**What is being asked**
Each line that follows is to be retyped exactly.

[Items from a dataset]
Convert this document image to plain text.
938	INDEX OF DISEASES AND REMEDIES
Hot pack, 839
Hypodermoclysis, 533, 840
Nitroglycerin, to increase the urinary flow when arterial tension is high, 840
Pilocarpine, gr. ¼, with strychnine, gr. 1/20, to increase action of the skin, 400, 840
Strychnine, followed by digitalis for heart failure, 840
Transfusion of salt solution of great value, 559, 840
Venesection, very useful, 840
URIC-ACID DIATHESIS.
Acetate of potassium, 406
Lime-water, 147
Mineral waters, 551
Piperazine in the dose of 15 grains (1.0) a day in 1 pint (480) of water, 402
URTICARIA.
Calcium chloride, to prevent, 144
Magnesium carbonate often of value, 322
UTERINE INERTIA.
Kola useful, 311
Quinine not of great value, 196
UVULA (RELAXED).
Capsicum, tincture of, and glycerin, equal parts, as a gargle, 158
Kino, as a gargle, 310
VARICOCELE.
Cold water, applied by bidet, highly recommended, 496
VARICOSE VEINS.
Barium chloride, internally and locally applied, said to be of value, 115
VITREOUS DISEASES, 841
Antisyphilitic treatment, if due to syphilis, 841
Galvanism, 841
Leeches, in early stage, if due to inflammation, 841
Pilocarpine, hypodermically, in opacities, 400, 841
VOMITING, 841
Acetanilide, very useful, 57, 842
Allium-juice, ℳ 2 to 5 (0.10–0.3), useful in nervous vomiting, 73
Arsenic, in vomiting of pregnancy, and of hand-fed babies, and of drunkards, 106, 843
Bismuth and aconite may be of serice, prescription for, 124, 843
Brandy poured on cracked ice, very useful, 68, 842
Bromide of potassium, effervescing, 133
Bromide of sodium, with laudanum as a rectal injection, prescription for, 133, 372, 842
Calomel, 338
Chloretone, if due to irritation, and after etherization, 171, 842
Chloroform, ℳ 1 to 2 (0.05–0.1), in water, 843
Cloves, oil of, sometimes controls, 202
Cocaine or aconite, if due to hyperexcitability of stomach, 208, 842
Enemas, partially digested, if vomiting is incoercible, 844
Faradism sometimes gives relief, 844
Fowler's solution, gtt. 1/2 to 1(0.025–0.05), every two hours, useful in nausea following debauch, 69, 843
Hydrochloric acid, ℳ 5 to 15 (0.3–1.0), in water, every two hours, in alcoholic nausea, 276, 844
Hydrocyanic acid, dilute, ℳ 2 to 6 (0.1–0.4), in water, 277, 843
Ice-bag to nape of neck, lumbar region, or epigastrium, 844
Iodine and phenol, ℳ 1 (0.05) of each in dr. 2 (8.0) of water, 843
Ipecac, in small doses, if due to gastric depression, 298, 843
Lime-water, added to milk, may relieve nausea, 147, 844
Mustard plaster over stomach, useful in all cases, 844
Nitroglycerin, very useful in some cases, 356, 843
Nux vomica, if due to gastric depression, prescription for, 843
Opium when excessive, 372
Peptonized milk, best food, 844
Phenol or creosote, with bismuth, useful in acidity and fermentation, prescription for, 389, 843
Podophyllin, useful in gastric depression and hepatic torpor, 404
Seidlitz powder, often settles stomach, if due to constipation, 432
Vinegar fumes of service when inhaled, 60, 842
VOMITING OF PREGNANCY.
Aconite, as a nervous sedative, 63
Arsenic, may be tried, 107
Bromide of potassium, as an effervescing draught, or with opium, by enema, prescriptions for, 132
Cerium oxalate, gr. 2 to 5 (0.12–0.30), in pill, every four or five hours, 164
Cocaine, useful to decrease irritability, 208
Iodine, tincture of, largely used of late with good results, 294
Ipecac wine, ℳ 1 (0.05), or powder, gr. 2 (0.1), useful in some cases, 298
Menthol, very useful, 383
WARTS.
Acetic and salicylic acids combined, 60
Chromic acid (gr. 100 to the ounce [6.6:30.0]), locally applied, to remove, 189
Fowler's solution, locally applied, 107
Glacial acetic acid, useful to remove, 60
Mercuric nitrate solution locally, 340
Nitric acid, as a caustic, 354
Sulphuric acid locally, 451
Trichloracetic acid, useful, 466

**Task output**
Convert this document image to plain text.
938	INDEX OF DISEASES AND REMEDIES
Hot pack, 839
Hypodermoclysis, 533, 840
Nitroglycerin, to increase the urinary flow when arterial tension is high, 840
Pilocarpine, gr. ¼, with strychnine, gr. 1/20, to increase action of the skin, 400, 840
Strychnine, followed by digitalis for heart failure, 840
Transfusion of salt solution of great value, 559, 840
Venesection, very useful, 840
URIC-ACID DIATHESIS.
Acetate of potassium, 406
Lime-water, 147
Mineral waters, 551
Piperazine in the dose of 15 grains (1.0) a day in 1 pint (480) of water, 402
URTICARIA.
Calcium chloride, to prevent, 144
Magnesium carbonate often of value, 322
UTERINE INERTIA.
Kola useful, 311
Quinine not of great value, 196
UVULA (RELAXED).
Capsicum, tincture of, and glycerin, equal parts, as a gargle, 158
Kino, as a gargle, 310
VARICOCELE.
Cold water, applied by bidet, highly recommended, 496
VARICOSE VEINS.
Barium chloride, internally and locally applied, said to be of value, 115
VITREOUS DISEASES, 841
Antisyphilitic treatment, if due to syphilis, 841
Galvanism, 841
Leeches, in early stage, if due to inflammation, 841
Pilocarpine, hypodermically, in opacities, 400, 841
VOMITING, 841
Acetanilide, very useful, 57, 842
Allium-juice, ℳ 2 to 5 (0.10–0.3), useful in nervous vomiting, 73
Arsenic, in vomiting of pregnancy, and of hand-fed babies, and of drunkards, 106, 843
Bismuth and aconite may be of serice, prescription for, 124, 843
Brandy poured on cracked ice, very useful, 68, 842
Bromide of potassium, effervescing, 133
Bromide of sodium, with laudanum as a rectal injection, prescription for, 133, 372, 842
Calomel, 338
Chloretone, if due to irritation, and after etherization, 171, 842
Chloroform, ℳ 1 to 2 (0.05–0.1), in water, 843
Cloves, oil of, sometimes controls, 202
Cocaine or aconite, if due to hyperexcitability of stomach, 208, 842
Enemas, partially digested, if vomiting is incoercible, 844
Faradism sometimes gives relief, 844
Fowler's solution, gtt. 1/2 to 1(0.025–0.05), every two hours, useful in nausea following debauch, 69, 843
Hydrochloric acid, ℳ 5 to 15 (0.3–1.0), in water, every two hours, in alcoholic nausea, 276, 844
Hydrocyanic acid, dilute, ℳ 2 to 6 (0.1–0.4), in water, 277, 843
Ice-bag to nape of neck, lumbar region, or epigastrium, 844
Iodine and phenol, ℳ 1 (0.05) of each in dr. 2 (8.0) of water, 843
Ipecac, in small doses, if due to gastric depression, 298, 843
Lime-water, added to milk, may relieve nausea, 147, 844
Mustard plaster over stomach, useful in all cases, 844
Nitroglycerin, very useful in some cases, 356, 843
Nux vomica, if due to gastric depression, prescription for, 843
Opium when excessive, 372
Peptonized milk, best food, 844
Phenol or creosote, with bismuth, useful in acidity and fermentation, prescription for, 389, 843
Podophyllin, useful in gastric depression and hepatic torpor, 404
Seidlitz powder, often settles stomach, if due to constipation, 432
Vinegar fumes of service when inhaled, 60, 842
VOMITING OF PREGNANCY.
Aconite, as a nervous sedative, 63
Arsenic, may be tried, 107
Bromide of potassium, as an effervescing draught, or with opium, by enema, prescriptions for, 132
Cerium oxalate, gr. 2 to 5 (0.12–0.30), in pill, every four or five hours, 164
Cocaine, useful to decrease irritability, 208
Iodine, tincture of, largely used of late with good results, 294
Ipecac wine, ℳ 1 (0.05), or powder, gr. 2 (0.1), useful in some cases, 298
Menthol, very useful, 383
WARTS.
Acetic and salicylic acids combined, 60
Chromic acid (gr. 100 to the ounce [6.6:30.0]), locally applied, to remove, 189
Fowler's solution, locally applied, 107
Glacial acetic acid, useful to remove, 60
Mercuric nitrate solution locally, 340
Nitric acid, as a caustic, 354
Sulphuric acid locally, 451
Trichloracetic acid, useful, 466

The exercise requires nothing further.